= Records provided =
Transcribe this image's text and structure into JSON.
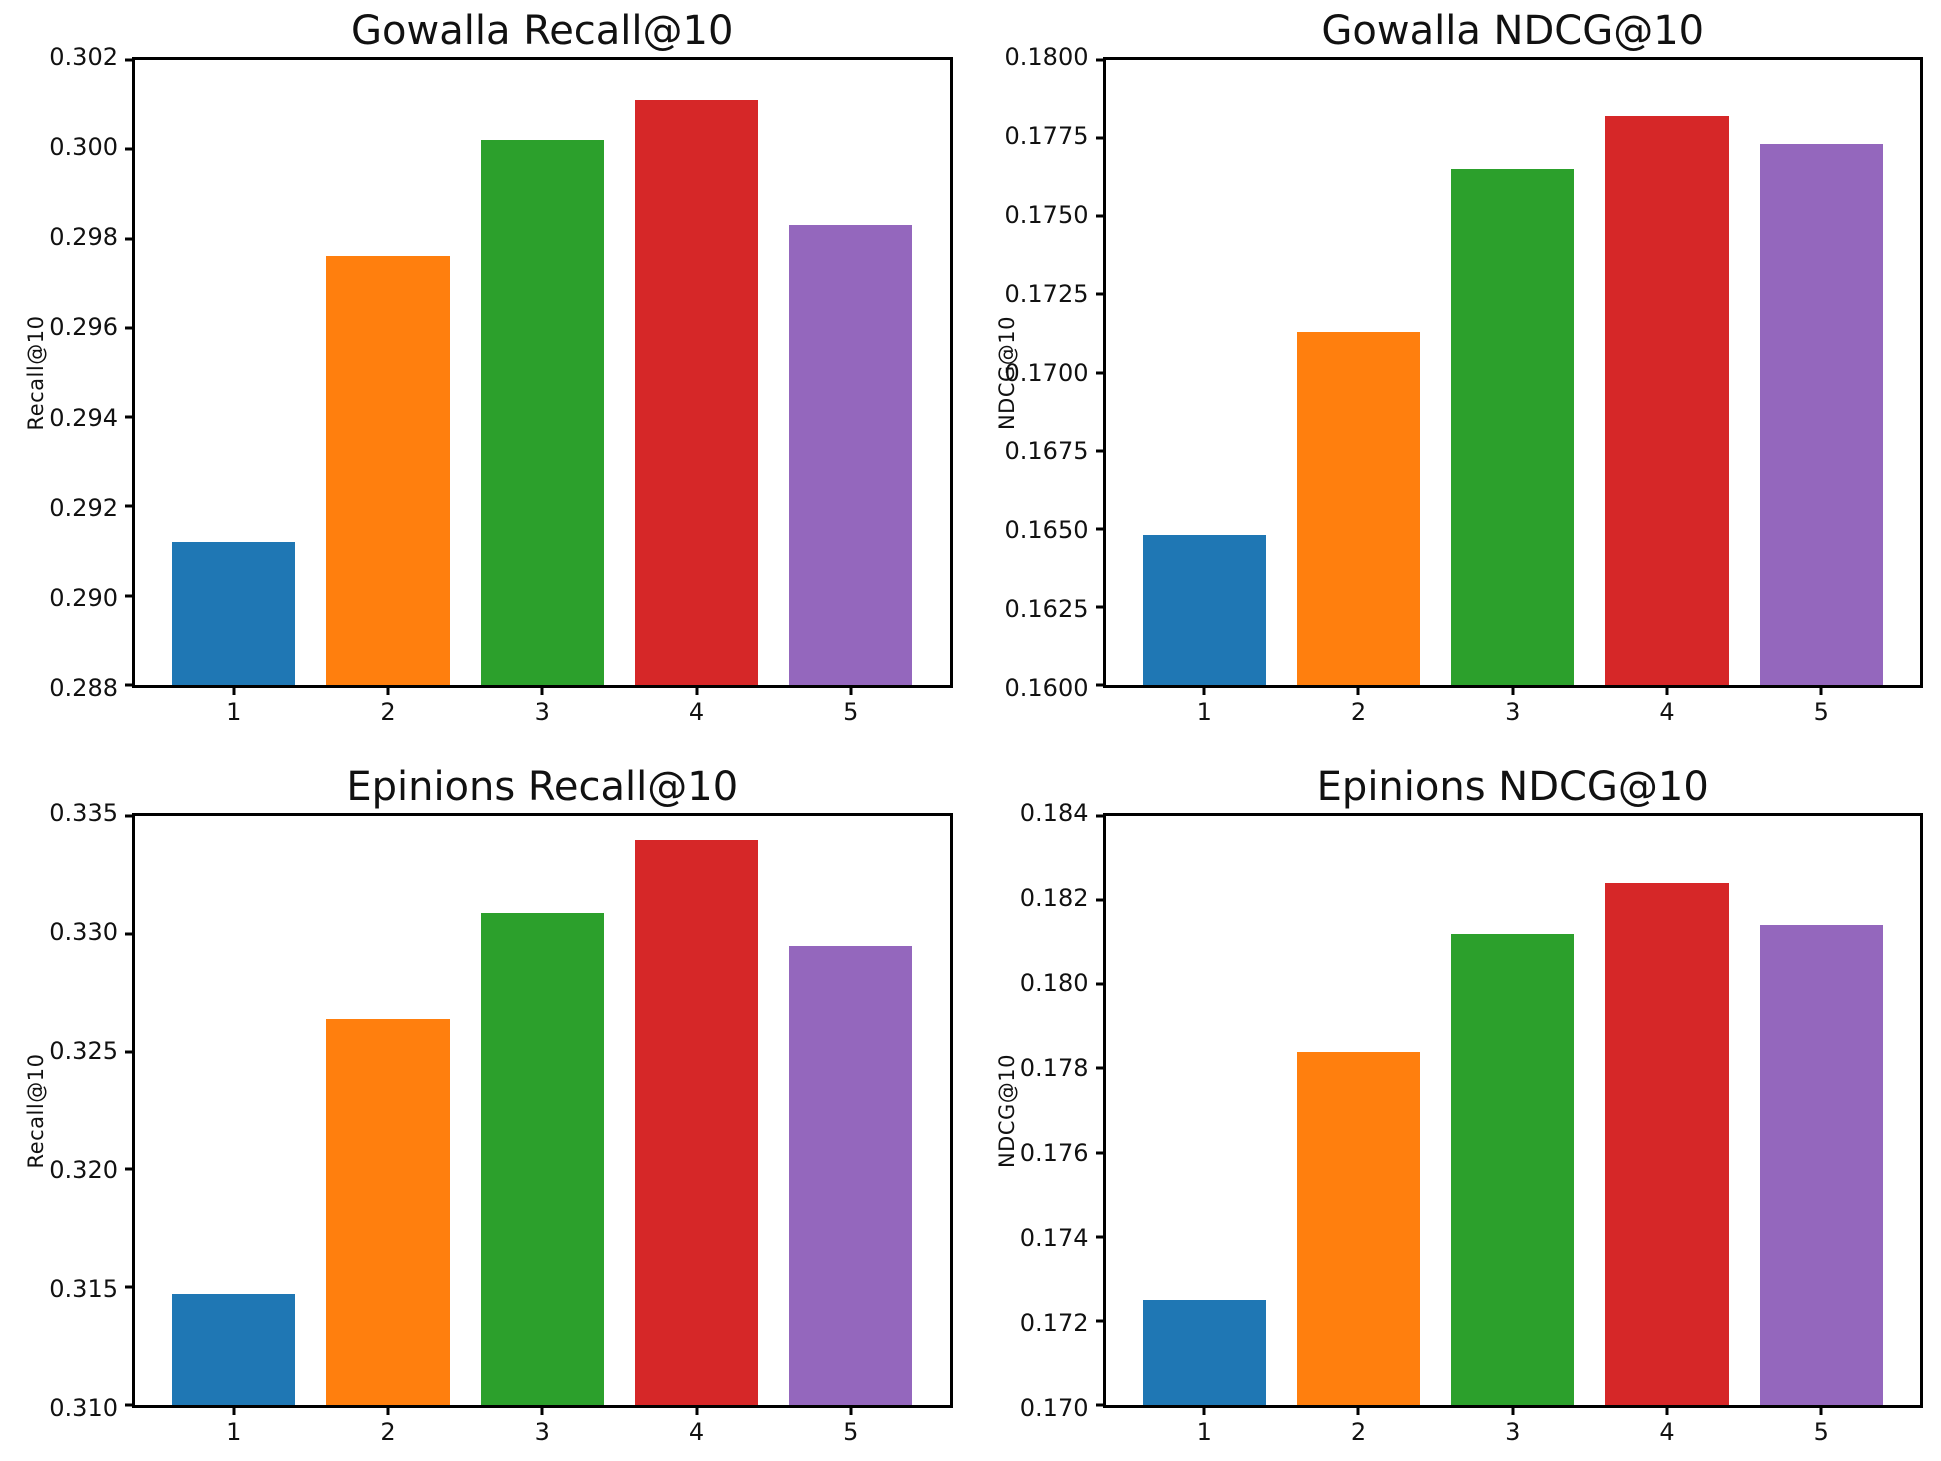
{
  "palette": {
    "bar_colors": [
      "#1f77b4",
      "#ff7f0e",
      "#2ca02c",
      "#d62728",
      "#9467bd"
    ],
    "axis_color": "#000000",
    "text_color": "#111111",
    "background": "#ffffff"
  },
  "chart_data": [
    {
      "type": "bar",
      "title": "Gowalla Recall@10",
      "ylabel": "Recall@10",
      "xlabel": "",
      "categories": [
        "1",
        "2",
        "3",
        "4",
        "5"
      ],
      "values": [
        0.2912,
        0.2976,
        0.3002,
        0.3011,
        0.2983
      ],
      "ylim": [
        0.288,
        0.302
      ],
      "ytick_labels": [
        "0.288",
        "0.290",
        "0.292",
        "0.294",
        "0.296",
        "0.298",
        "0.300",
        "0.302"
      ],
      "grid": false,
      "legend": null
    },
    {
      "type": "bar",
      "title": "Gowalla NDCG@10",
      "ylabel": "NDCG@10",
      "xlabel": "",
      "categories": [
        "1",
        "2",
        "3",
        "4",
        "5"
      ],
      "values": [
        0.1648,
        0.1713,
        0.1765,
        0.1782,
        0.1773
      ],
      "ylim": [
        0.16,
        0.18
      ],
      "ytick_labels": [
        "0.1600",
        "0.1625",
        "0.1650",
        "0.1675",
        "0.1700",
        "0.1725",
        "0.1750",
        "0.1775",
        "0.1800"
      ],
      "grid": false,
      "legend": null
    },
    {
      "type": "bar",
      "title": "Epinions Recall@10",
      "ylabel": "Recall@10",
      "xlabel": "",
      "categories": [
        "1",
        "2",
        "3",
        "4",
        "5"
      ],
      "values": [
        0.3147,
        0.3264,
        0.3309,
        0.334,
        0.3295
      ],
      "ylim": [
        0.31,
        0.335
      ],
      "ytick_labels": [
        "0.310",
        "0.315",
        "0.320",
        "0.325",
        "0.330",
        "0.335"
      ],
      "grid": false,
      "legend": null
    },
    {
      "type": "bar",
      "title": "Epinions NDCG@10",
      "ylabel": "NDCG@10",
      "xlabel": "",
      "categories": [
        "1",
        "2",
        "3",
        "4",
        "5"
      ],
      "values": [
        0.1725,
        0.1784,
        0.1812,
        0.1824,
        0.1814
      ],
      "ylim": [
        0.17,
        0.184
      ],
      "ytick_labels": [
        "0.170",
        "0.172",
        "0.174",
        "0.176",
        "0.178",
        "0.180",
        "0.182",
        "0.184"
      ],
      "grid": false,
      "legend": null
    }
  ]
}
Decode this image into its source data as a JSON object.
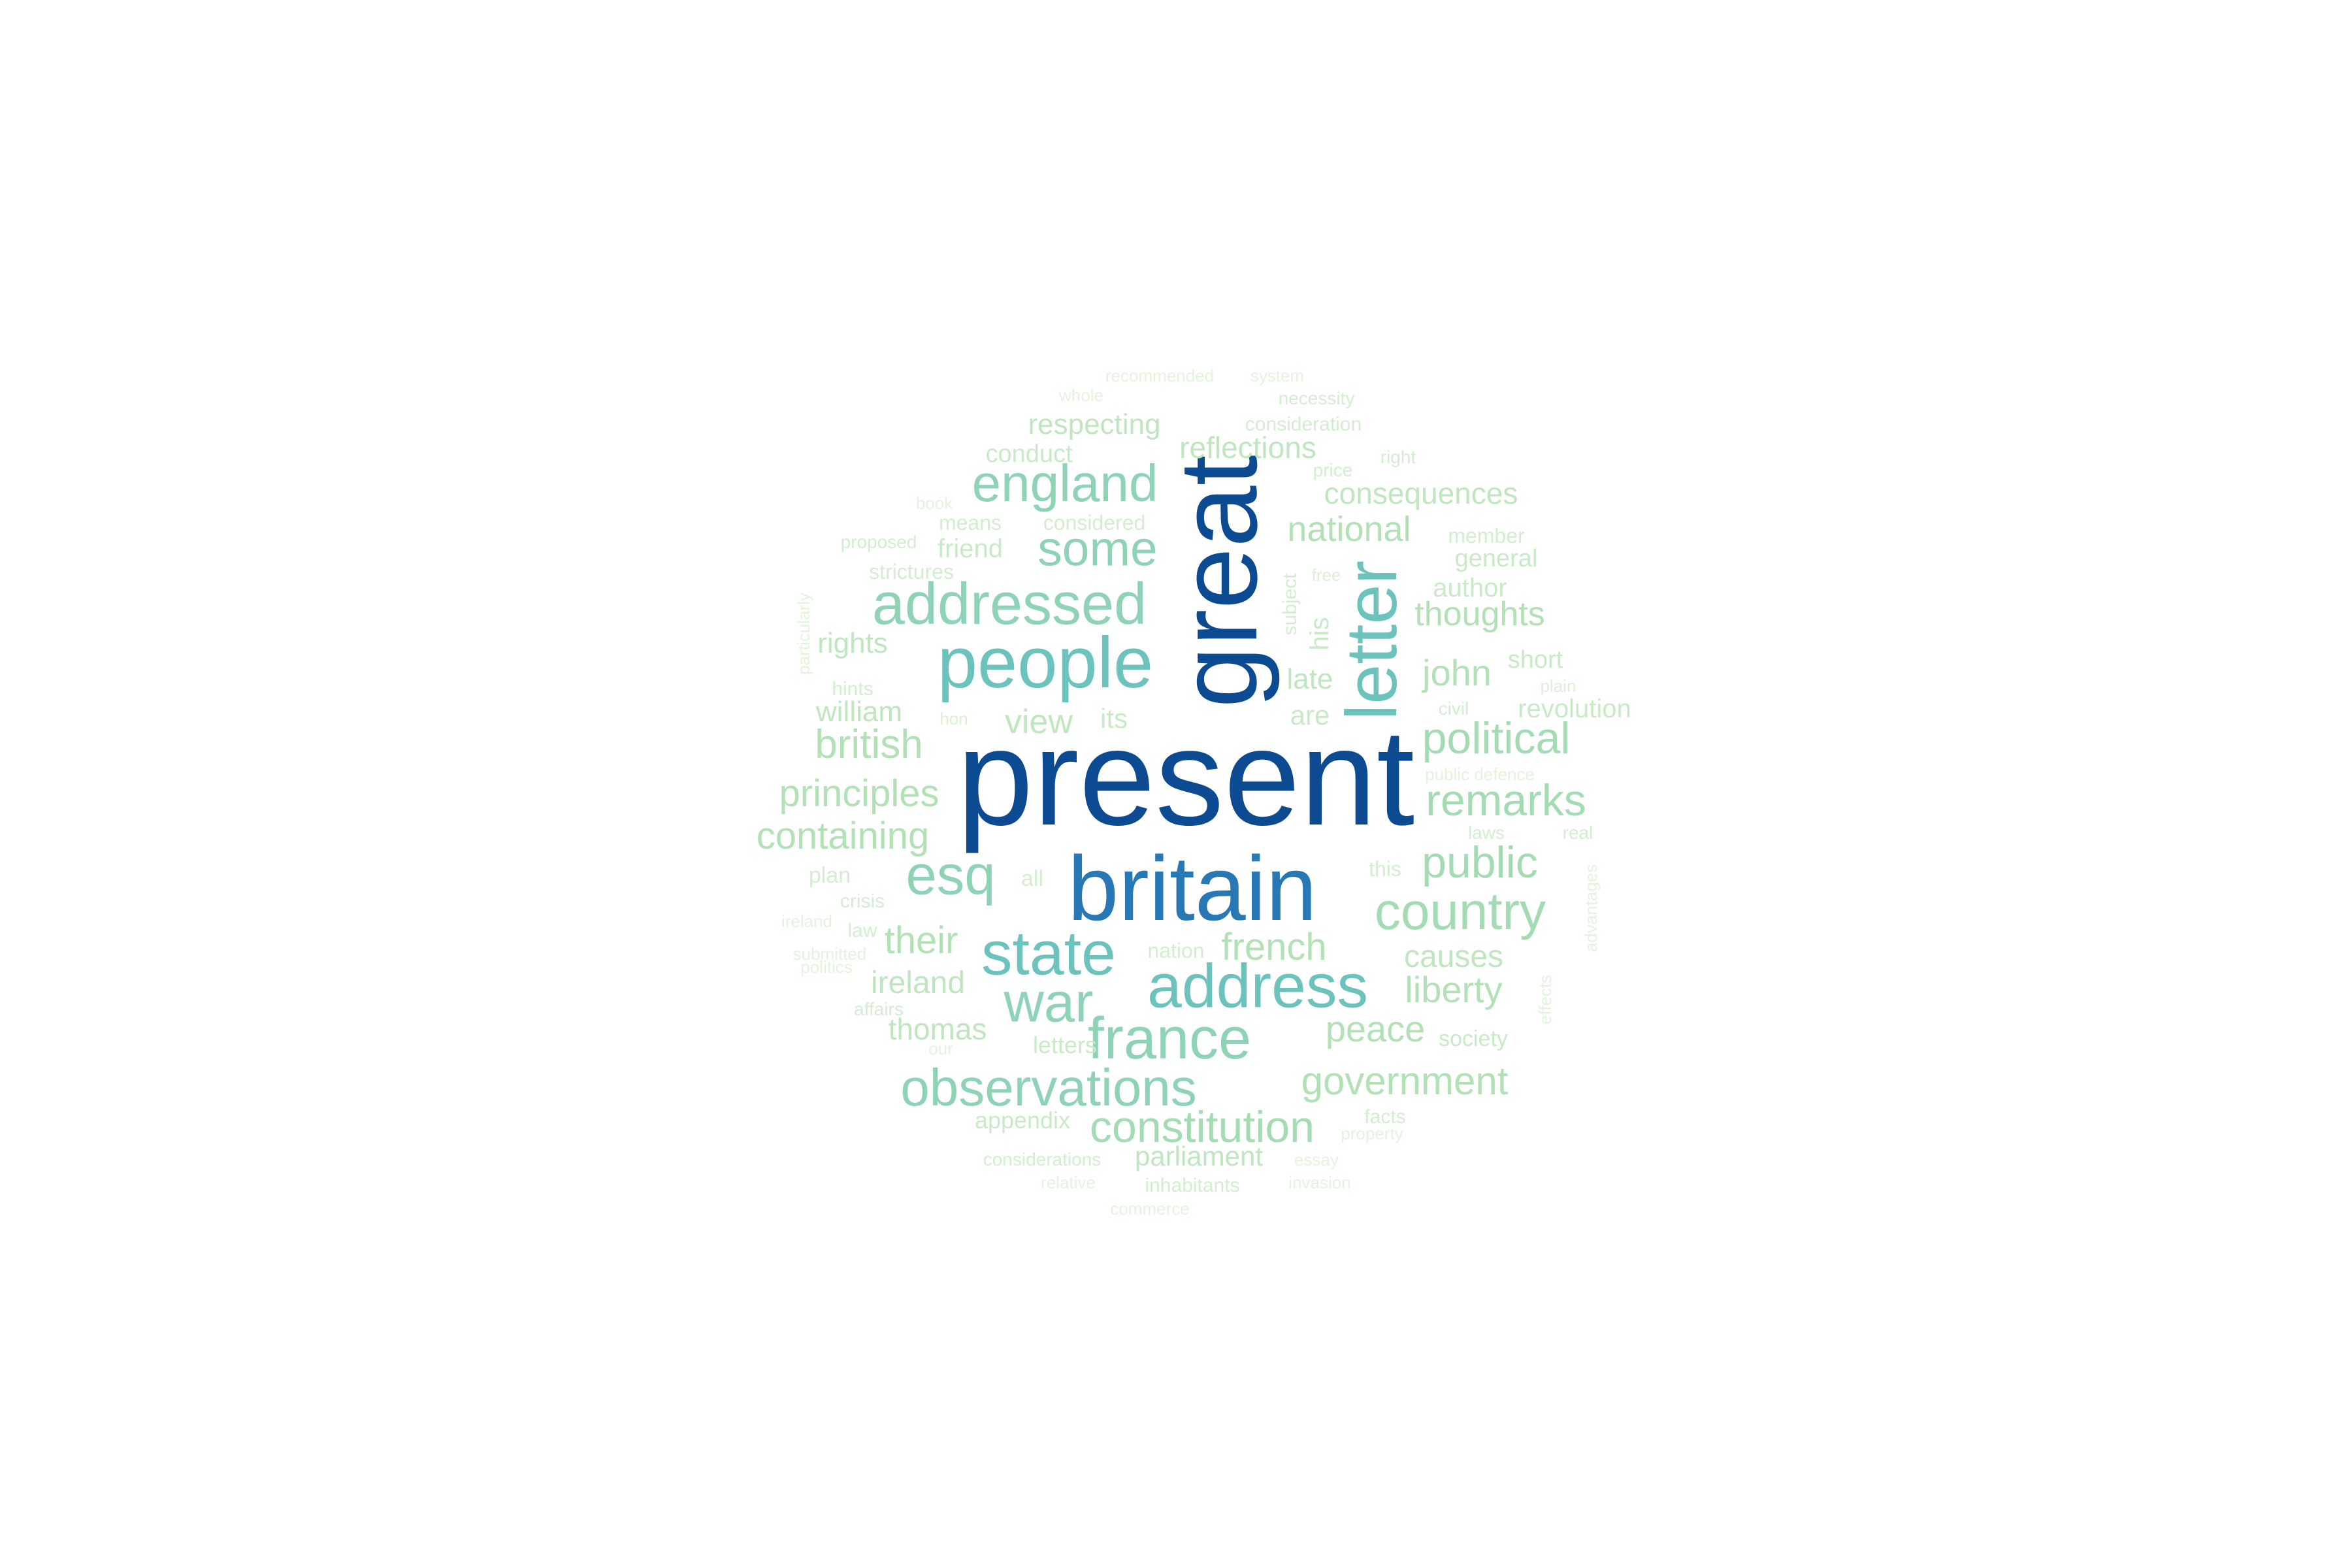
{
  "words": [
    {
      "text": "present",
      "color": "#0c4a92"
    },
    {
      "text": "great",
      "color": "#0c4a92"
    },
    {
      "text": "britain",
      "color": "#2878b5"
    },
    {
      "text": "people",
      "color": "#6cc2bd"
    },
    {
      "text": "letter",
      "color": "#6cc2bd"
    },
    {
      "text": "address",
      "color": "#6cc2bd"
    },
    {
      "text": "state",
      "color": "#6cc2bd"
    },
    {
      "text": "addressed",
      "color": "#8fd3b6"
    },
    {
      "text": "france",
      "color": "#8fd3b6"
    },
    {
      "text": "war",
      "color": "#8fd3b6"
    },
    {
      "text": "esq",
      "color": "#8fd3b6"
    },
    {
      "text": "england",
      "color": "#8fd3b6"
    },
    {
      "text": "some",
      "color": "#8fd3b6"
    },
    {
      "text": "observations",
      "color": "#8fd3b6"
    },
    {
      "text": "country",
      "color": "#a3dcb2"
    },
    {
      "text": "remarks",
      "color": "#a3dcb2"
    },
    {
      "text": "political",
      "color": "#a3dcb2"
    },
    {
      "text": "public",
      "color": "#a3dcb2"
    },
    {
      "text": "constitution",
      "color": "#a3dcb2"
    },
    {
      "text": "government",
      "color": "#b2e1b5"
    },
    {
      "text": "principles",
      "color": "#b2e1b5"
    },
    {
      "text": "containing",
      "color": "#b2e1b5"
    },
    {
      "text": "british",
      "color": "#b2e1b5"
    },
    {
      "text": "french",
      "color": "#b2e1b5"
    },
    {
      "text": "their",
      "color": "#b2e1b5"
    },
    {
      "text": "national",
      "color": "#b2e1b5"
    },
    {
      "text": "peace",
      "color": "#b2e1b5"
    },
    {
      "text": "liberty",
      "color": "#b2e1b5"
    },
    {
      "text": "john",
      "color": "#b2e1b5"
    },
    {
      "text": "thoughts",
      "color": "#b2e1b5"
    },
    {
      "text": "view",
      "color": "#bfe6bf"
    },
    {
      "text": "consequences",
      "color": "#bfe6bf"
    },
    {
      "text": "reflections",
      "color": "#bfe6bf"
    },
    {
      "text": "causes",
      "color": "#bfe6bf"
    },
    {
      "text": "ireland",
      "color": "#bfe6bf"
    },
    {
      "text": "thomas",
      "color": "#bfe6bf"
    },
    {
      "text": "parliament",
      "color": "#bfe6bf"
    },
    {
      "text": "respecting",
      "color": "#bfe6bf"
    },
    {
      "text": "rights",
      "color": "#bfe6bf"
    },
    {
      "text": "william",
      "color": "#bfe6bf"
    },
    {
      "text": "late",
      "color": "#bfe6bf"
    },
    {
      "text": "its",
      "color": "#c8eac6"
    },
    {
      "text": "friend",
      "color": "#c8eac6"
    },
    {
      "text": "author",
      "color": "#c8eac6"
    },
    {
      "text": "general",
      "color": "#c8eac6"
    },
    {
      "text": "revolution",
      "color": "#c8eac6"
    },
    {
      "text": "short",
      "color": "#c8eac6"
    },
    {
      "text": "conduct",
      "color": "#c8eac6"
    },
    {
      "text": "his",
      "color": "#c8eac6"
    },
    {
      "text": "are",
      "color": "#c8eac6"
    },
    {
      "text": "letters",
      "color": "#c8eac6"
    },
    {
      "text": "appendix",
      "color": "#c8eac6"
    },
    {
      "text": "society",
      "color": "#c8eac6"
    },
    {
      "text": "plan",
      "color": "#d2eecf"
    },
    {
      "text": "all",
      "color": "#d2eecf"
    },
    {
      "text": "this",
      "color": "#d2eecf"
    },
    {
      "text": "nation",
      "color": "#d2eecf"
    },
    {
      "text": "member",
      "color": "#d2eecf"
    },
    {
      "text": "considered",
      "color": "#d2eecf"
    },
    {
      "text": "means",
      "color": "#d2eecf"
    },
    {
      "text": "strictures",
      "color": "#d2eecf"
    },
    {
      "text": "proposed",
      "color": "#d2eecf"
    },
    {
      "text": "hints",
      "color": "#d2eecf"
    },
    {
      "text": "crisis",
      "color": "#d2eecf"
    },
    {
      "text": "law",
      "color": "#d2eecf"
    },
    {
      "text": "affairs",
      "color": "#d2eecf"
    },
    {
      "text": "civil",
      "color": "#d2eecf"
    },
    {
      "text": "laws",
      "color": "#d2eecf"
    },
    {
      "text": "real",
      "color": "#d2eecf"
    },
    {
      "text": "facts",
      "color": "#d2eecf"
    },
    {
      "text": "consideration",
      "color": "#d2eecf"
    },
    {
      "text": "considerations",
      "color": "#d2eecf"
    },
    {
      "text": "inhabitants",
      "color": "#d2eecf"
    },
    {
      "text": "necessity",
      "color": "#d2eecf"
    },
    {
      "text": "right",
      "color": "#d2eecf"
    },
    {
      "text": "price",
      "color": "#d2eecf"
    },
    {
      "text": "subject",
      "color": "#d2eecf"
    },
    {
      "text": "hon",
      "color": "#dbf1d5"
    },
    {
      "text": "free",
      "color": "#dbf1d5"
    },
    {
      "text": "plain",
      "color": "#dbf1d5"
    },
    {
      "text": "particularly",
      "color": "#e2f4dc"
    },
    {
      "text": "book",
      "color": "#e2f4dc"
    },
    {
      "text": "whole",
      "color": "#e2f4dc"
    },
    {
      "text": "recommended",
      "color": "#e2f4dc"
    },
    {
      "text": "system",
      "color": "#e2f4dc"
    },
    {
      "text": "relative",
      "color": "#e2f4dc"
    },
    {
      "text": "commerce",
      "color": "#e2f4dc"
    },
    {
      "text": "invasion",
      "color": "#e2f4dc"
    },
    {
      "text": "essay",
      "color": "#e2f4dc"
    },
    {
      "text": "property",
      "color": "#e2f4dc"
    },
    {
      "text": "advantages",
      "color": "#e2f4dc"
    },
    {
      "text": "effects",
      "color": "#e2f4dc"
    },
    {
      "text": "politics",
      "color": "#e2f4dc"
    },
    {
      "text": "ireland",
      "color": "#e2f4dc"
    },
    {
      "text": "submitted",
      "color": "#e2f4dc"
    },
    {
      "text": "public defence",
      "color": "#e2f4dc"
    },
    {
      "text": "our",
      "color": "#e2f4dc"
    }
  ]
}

= Set problem =
Search the lines for "into". Copy each line that has it.

= Worked answer =
Transcribe this image's text and structure into JSON.
Decode this image into its source data as a JSON object.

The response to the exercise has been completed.